— begin INPUT DATA —

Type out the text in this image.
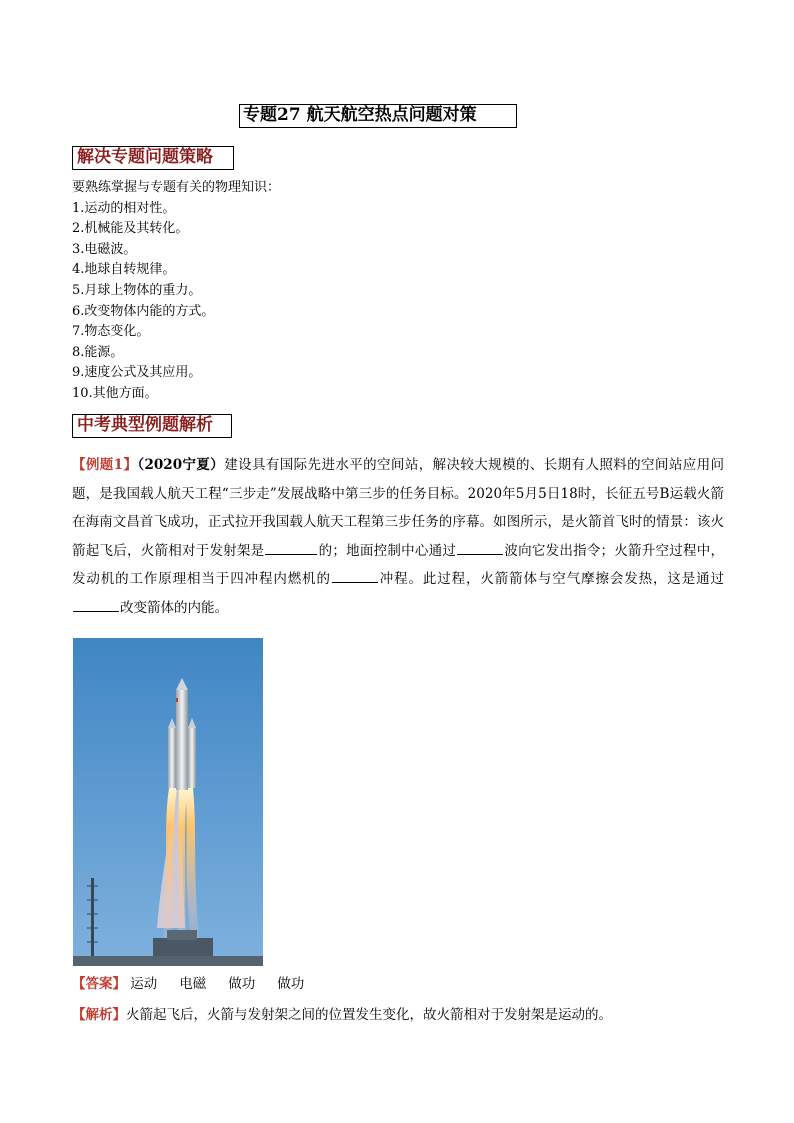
专题27 航天航空热点问题对策
解决专题问题策略
要熟练掌握与专题有关的物理知识：
1.运动的相对性。
2.机械能及其转化。
3.电磁波。
4.地球自转规律。
5.月球上物体的重力。
6.改变物体内能的方式。
7.物态变化。
8.能源。
9.速度公式及其应用。
10.其他方面。
中考典型例题解析
【例题1】（2020宁夏）建设具有国际先进水平的空间站，解决较大规模的、长期有人照料的空间站应用问题，是我国载人航天工程“三步走”发展战略中第三步的任务目标。2020年5月5日18时，长征五号B运载火箭在海南文昌首飞成功，正式拉开我国载人航天工程第三步任务的序幕。如图所示，是火箭首飞时的情景：该火箭起飞后，火箭相对于发射架是	的；地面控制中心通过	波向它发出指令；火箭升空过程中，发动机的工作原理相当于四冲程内燃机的	冲程。此过程，火箭箭体与空气摩擦会发热，这是通过改变箭体的内能。
【答案】 运动 电磁 做功 做功
【解析】火箭起飞后，火箭与发射架之间的位置发生变化，故火箭相对于发射架是运动的。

— end INPUT DATA —

Copy out all of the material exactly as written, without its pictures.

§ **SOLUTION FOR THIS TASK**
Type out the text in this image.
专题27 航天航空热点问题对策
解决专题问题策略
要熟练掌握与专题有关的物理知识：
1.运动的相对性。
2.机械能及其转化。
3.电磁波。
4.地球自转规律。
5.月球上物体的重力。
6.改变物体内能的方式。
7.物态变化。
8.能源。
9.速度公式及其应用。
10.其他方面。
中考典型例题解析
【例题1】（2020宁夏）建设具有国际先进水平的空间站，解决较大规模的、长期有人照料的空间站应用问题，是我国载人航天工程“三步走”发展战略中第三步的任务目标。2020年5月5日18时，长征五号B运载火箭在海南文昌首飞成功，正式拉开我国载人航天工程第三步任务的序幕。如图所示，是火箭首飞时的情景：该火箭起飞后，火箭相对于发射架是	的；地面控制中心通过	波向它发出指令；火箭升空过程中，发动机的工作原理相当于四冲程内燃机的	冲程。此过程，火箭箭体与空气摩擦会发热，这是通过改变箭体的内能。
【答案】 运动 电磁 做功 做功
【解析】火箭起飞后，火箭与发射架之间的位置发生变化，故火箭相对于发射架是运动的。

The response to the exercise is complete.